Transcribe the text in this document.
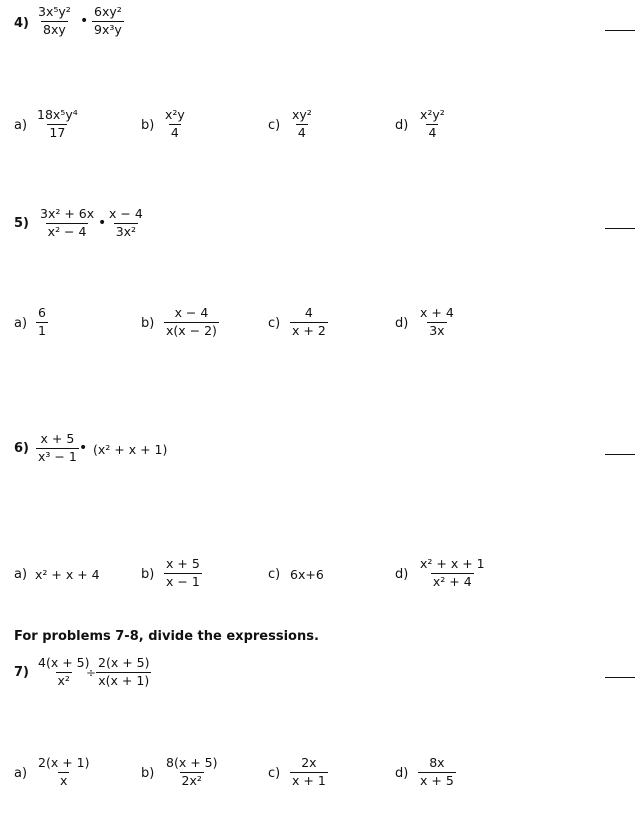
$4) \frac{\text{3x⁵y²}}{8xy}$ • $\frac{\text{6xy²}}{\text{9x³y}}$
$a) \frac{\text{18x⁵y⁴}}{17}$	$b) \frac{\text{x²y}}{4}$	$c) \frac{\text{xy²}}{4}$	$d) \frac{\text{x²y²}}{4}$
$5) \frac{\text{3x² + 6x}}{\text{x² − 4}}$ • $\frac{x - 4}{\text{3x²}}$
$a) \frac{6}{1}$	$b) \frac{x - 4}{x(x - 2)}$	$c) \frac{4}{x + 2}$	$d) \frac{x + 4}{3x}$
$6) \frac{x + 5}{\text{x³ − 1}}$ • (x² + x + 1)
a) x² + x + 4	$b) \frac{x + 5}{x - 1}$	c) 6x+6	$d) \frac{\text{x² + x + 1}}{\text{x² + 4}}$
For problems 7-8, divide the expressions.
$7) \frac{4(x + 5)}{\text{x²}}$
÷ $\frac{2(x + 5)}{x(x + 1)}$
$a) \frac{2(x + 1)}{x}$	$b) \frac{8(x + 5)}{\text{2x²}}$	$c) \frac{2x}{x + 1}$	$d) \frac{8x}{x + 5}$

WRITTEN REQUEST
Leave out the pictures and output the rest of the material exactly as written.

THE SOLUTION
Transcribe the text in this document.
$4) \frac{\text{3x⁵y²}}{8xy}$ • $\frac{\text{6xy²}}{\text{9x³y}}$
$a) \frac{\text{18x⁵y⁴}}{17}$	$b) \frac{\text{x²y}}{4}$	$c) \frac{\text{xy²}}{4}$	$d) \frac{\text{x²y²}}{4}$
$5) \frac{\text{3x² + 6x}}{\text{x² − 4}}$ • $\frac{x - 4}{\text{3x²}}$
$a) \frac{6}{1}$	$b) \frac{x - 4}{x(x - 2)}$	$c) \frac{4}{x + 2}$	$d) \frac{x + 4}{3x}$
$6) \frac{x + 5}{\text{x³ − 1}}$ • (x² + x + 1)
a) x² + x + 4	$b) \frac{x + 5}{x - 1}$	c) 6x+6	$d) \frac{\text{x² + x + 1}}{\text{x² + 4}}$
For problems 7-8, divide the expressions.
$7) \frac{4(x + 5)}{\text{x²}}$
÷ $\frac{2(x + 5)}{x(x + 1)}$
$a) \frac{2(x + 1)}{x}$	$b) \frac{8(x + 5)}{\text{2x²}}$	$c) \frac{2x}{x + 1}$	$d) \frac{8x}{x + 5}$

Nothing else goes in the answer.